[WRITTEN TASK] Transcribe the entries below exactly; leave every image out.

Dataset entries:
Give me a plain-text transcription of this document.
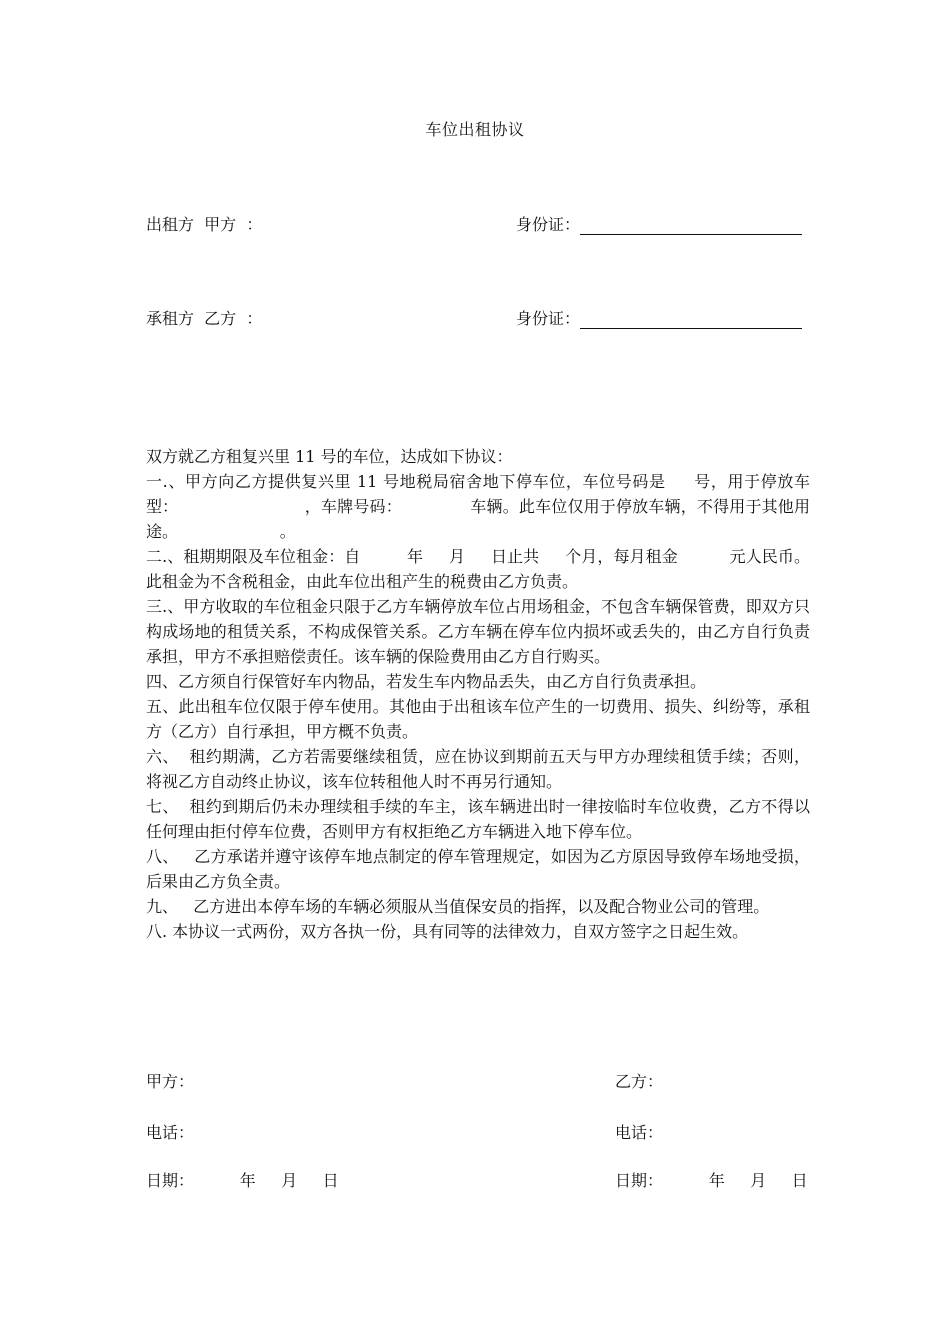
车位出租协议
出租方  甲方  ：	身份证：
承租方  乙方  ：	身份证：

双方就乙方租复兴里 11 号的车位，达成如下协议：

一.、甲方向乙方提供复兴里 11 号地税局宿舍地下停车位，车位号码是     号，用于停放车型：                        ，车牌号码：             车辆。此车位仅用于停放车辆，不得用于其他用途。                    。

二.、租期期限及车位租金：自         年     月     日止共     个月，每月租金          元人民币。此租金为不含税租金，由此车位出租产生的税费由乙方负责。

三.、甲方收取的车位租金只限于乙方车辆停放车位占用场租金，不包含车辆保管费，即双方只构成场地的租赁关系，不构成保管关系。乙方车辆在停车位内损坏或丢失的，由乙方自行负责承担，甲方不承担赔偿责任。该车辆的保险费用由乙方自行购买。

四、乙方须自行保管好车内物品，若发生车内物品丢失，由乙方自行负责承担。

五、此出租车位仅限于停车使用。其他由于出租该车位产生的一切费用、损失、纠纷等，承租方（乙方）自行承担，甲方概不负责。

六、  租约期满，乙方若需要继续租赁，应在协议到期前五天与甲方办理续租赁手续；否则，将视乙方自动终止协议，该车位转租他人时不再另行通知。

七、  租约到期后仍未办理续租手续的车主，该车辆进出时一律按临时车位收费，乙方不得以任何理由拒付停车位费，否则甲方有权拒绝乙方车辆进入地下停车位。

八、   乙方承诺并遵守该停车地点制定的停车管理规定，如因为乙方原因导致停车场地受损，后果由乙方负全责。

九、   乙方进出本停车场的车辆必须服从当值保安员的指挥，以及配合物业公司的管理。

八. 本协议一式两份，双方各执一份，具有同等的法律效力，自双方签字之日起生效。

甲方：	乙方：
电话：	电话：
日期：         年     月     日	日期：         年     月     日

[TASK RESPONSE]
Give me a plain-text transcription of this document.
车位出租协议
出租方  甲方  ：	身份证：
承租方  乙方  ：	身份证：

双方就乙方租复兴里 11 号的车位，达成如下协议：

一.、甲方向乙方提供复兴里 11 号地税局宿舍地下停车位，车位号码是     号，用于停放车型：                        ，车牌号码：             车辆。此车位仅用于停放车辆，不得用于其他用途。                    。

二.、租期期限及车位租金：自         年     月     日止共     个月，每月租金          元人民币。此租金为不含税租金，由此车位出租产生的税费由乙方负责。

三.、甲方收取的车位租金只限于乙方车辆停放车位占用场租金，不包含车辆保管费，即双方只构成场地的租赁关系，不构成保管关系。乙方车辆在停车位内损坏或丢失的，由乙方自行负责承担，甲方不承担赔偿责任。该车辆的保险费用由乙方自行购买。

四、乙方须自行保管好车内物品，若发生车内物品丢失，由乙方自行负责承担。

五、此出租车位仅限于停车使用。其他由于出租该车位产生的一切费用、损失、纠纷等，承租方（乙方）自行承担，甲方概不负责。

六、  租约期满，乙方若需要继续租赁，应在协议到期前五天与甲方办理续租赁手续；否则，将视乙方自动终止协议，该车位转租他人时不再另行通知。

七、  租约到期后仍未办理续租手续的车主，该车辆进出时一律按临时车位收费，乙方不得以任何理由拒付停车位费，否则甲方有权拒绝乙方车辆进入地下停车位。

八、   乙方承诺并遵守该停车地点制定的停车管理规定，如因为乙方原因导致停车场地受损，后果由乙方负全责。

九、   乙方进出本停车场的车辆必须服从当值保安员的指挥，以及配合物业公司的管理。

八. 本协议一式两份，双方各执一份，具有同等的法律效力，自双方签字之日起生效。

甲方：	乙方：
电话：	电话：
日期：         年     月     日	日期：         年     月     日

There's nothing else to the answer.